§ **Records**
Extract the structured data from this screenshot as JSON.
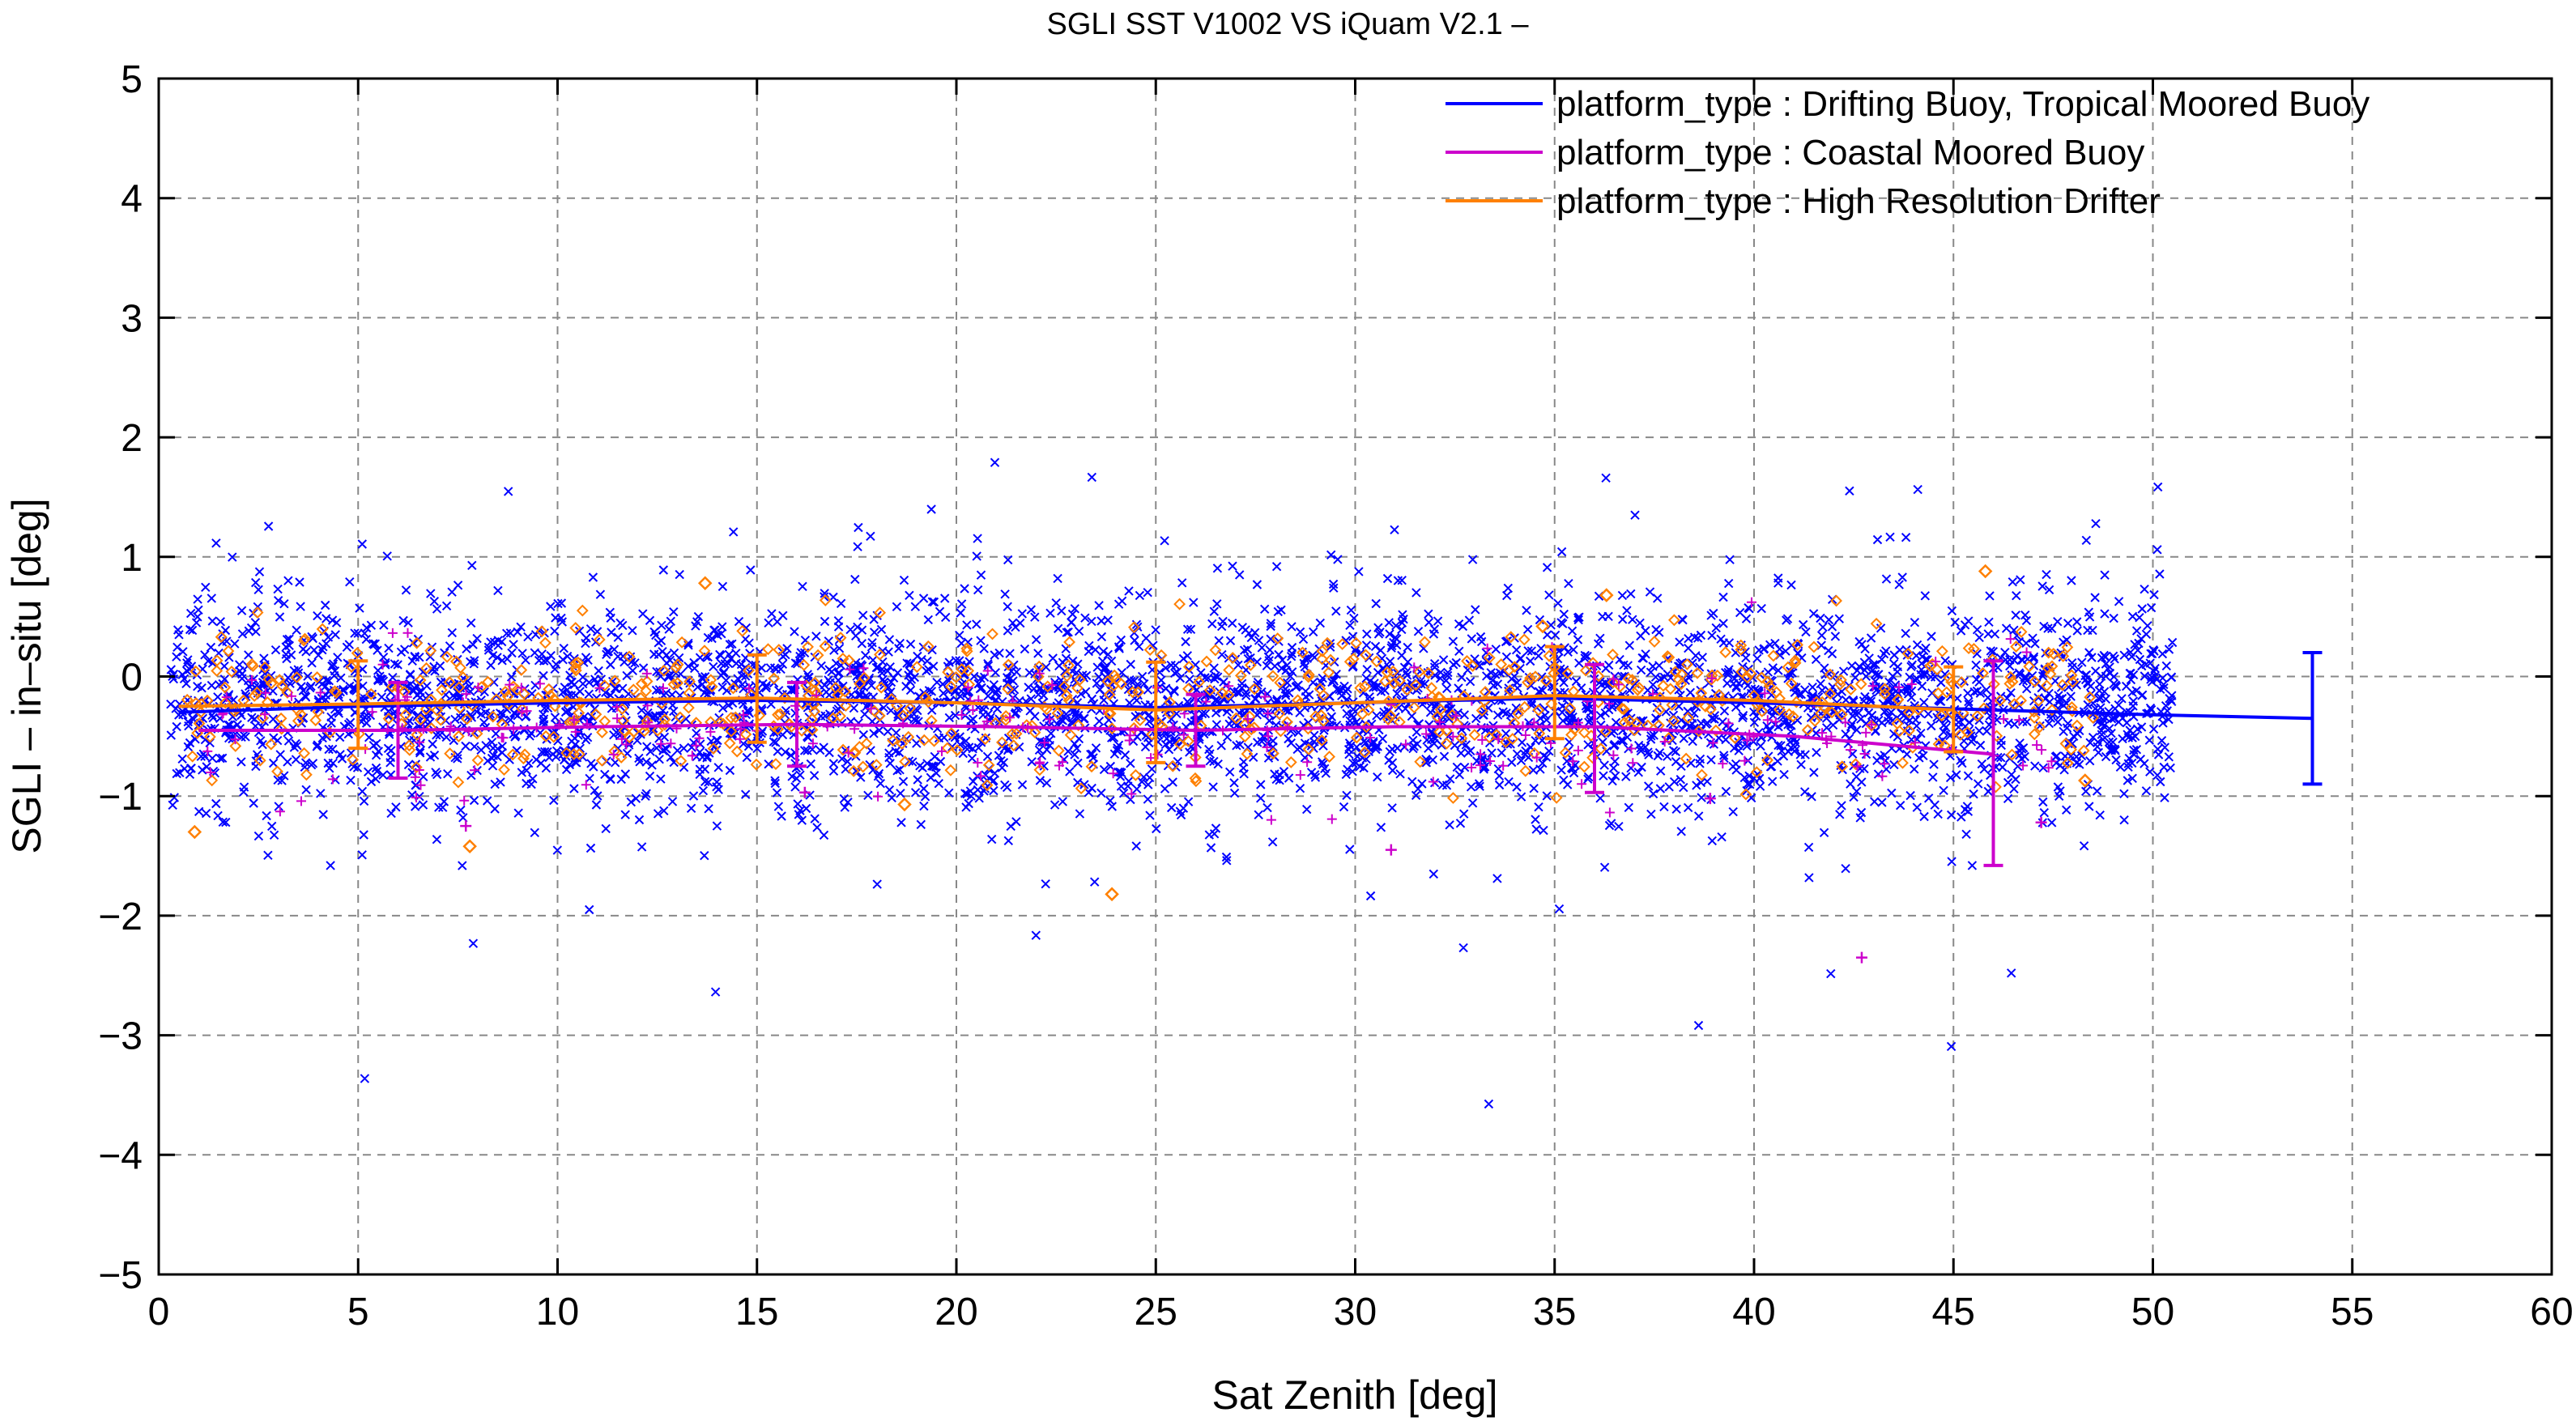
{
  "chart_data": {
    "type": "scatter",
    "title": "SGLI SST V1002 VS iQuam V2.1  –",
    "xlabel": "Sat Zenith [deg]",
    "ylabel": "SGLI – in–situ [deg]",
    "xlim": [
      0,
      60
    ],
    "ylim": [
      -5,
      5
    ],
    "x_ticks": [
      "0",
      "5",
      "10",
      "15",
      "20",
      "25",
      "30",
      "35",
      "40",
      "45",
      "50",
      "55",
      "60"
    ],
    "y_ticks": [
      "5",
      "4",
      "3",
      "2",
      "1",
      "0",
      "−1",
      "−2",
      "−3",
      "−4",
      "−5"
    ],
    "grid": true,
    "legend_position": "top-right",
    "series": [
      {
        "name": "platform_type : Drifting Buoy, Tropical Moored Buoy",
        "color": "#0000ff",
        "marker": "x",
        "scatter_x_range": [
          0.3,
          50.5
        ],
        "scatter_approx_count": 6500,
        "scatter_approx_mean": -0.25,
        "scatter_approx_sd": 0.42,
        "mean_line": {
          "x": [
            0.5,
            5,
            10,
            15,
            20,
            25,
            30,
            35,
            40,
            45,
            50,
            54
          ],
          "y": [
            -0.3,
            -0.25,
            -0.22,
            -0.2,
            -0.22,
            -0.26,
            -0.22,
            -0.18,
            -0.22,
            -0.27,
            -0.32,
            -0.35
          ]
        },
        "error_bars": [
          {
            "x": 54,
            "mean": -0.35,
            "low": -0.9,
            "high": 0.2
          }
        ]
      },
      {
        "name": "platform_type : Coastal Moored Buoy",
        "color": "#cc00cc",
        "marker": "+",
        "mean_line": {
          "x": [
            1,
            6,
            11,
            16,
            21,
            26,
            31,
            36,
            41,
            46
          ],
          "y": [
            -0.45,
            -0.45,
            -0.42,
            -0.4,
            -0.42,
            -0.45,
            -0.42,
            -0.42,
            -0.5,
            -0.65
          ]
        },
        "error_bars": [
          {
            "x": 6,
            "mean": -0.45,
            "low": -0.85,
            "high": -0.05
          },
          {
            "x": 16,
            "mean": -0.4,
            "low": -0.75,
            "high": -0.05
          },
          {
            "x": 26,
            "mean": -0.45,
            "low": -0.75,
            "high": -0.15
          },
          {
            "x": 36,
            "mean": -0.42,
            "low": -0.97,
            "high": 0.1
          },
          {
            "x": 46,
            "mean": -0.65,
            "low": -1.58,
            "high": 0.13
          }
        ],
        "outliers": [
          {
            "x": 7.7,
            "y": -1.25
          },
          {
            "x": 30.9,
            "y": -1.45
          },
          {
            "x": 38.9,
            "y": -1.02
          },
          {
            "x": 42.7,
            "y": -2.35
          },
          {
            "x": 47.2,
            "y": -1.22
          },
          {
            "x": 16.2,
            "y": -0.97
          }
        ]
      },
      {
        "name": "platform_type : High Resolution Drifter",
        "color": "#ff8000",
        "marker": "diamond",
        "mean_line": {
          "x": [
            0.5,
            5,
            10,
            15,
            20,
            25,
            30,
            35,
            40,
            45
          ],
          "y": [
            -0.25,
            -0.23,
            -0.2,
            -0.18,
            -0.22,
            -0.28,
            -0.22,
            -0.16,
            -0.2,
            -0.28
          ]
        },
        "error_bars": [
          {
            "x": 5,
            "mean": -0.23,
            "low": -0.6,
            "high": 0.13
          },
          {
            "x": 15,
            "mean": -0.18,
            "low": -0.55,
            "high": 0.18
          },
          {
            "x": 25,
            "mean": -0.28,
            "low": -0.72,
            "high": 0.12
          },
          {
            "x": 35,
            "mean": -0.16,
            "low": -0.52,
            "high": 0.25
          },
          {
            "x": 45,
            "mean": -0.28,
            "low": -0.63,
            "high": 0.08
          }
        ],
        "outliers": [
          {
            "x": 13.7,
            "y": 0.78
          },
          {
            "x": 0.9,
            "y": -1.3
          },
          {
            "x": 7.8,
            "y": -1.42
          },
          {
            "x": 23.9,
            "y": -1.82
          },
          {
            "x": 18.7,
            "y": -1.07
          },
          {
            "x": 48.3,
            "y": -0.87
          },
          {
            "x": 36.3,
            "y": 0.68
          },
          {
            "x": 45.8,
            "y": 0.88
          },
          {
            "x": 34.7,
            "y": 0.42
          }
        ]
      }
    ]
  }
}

--

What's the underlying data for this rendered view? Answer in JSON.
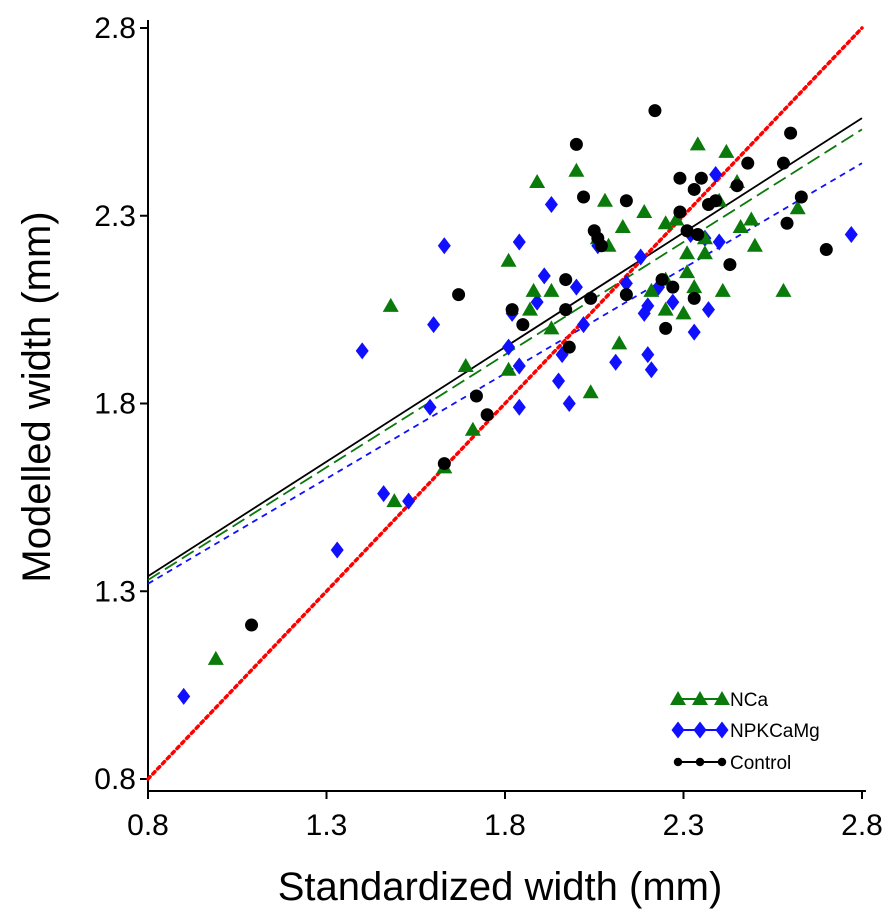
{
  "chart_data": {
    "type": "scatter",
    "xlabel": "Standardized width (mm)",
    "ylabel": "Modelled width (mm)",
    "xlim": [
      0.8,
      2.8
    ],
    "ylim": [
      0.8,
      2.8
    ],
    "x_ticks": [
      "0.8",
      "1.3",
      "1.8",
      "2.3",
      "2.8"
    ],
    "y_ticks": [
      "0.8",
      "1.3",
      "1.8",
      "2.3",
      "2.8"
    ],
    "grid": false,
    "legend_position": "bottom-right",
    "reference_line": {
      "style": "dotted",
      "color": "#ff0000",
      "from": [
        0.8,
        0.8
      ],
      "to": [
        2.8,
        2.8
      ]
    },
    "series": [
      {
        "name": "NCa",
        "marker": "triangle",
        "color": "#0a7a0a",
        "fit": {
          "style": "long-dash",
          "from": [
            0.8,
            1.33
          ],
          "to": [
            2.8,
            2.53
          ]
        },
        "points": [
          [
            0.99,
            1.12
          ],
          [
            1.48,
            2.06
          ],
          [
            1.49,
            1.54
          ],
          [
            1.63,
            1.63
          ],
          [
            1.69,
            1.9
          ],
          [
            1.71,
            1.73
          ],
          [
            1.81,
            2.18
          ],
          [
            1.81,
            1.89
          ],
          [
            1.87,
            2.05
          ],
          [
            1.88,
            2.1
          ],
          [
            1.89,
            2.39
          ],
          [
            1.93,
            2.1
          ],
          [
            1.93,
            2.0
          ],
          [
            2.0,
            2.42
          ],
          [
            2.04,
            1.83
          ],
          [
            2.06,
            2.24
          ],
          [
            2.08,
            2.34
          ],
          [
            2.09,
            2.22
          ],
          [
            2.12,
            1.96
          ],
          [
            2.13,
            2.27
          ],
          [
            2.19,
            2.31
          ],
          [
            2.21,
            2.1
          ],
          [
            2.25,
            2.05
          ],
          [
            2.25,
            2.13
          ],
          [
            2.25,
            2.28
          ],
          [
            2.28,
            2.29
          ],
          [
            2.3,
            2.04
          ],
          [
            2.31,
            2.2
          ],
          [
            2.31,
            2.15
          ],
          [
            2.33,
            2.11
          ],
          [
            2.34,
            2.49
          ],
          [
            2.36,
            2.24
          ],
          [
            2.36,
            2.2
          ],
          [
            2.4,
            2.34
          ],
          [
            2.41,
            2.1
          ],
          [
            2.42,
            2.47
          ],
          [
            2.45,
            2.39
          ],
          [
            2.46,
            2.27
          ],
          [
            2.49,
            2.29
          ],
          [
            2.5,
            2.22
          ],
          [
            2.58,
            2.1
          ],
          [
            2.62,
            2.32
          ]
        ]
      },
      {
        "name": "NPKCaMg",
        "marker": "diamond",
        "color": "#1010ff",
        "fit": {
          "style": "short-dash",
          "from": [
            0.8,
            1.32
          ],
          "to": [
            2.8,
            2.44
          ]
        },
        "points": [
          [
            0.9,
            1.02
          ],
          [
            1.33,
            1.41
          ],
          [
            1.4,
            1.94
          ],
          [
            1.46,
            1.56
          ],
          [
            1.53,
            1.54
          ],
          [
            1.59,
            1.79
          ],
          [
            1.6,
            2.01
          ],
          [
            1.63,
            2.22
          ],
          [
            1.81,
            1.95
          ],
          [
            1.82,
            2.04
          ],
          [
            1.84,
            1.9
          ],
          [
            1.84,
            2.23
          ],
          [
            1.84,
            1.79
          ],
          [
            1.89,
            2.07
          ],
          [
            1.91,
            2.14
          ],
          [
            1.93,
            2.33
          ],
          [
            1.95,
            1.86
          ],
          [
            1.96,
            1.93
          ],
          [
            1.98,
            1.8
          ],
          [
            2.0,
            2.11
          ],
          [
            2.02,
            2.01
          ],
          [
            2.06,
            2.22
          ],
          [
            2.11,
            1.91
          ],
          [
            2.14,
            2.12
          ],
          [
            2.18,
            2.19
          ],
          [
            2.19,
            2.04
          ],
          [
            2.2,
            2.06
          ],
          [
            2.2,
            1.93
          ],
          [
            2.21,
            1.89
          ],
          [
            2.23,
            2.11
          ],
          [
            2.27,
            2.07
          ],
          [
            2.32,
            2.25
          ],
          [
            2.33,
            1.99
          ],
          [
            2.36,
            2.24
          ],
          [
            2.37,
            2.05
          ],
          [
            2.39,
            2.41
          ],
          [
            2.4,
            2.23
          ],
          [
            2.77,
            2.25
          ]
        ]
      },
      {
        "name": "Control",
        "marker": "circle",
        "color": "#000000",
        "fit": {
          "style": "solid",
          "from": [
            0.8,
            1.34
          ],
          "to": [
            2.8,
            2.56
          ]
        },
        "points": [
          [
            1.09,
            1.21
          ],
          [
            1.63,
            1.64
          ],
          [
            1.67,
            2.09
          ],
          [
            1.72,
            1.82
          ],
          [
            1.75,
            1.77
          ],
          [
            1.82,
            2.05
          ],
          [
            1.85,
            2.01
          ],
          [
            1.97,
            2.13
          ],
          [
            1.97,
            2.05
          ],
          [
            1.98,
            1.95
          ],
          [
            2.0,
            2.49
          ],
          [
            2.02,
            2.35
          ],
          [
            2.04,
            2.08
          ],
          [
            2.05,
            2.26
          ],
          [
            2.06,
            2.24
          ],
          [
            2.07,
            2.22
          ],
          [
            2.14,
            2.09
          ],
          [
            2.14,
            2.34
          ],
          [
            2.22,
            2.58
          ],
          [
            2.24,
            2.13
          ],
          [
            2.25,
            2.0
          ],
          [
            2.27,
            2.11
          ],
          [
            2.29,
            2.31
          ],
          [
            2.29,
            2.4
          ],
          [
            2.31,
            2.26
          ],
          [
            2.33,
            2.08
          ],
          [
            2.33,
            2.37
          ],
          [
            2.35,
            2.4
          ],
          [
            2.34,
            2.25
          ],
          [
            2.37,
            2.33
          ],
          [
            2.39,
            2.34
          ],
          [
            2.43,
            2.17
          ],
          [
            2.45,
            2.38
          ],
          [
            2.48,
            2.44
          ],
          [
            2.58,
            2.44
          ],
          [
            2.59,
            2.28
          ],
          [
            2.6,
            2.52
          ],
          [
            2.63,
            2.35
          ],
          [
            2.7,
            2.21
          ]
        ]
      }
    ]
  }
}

§ **Problem to work on**
Select every line where the word "marker" occurs.

§ **Result for this exercise**
        "marker": "x",
        "marker": "+",
        "marker": "diamond",
        "marker": "triangle",
        "marker": "diamond",
        "marker": "circle",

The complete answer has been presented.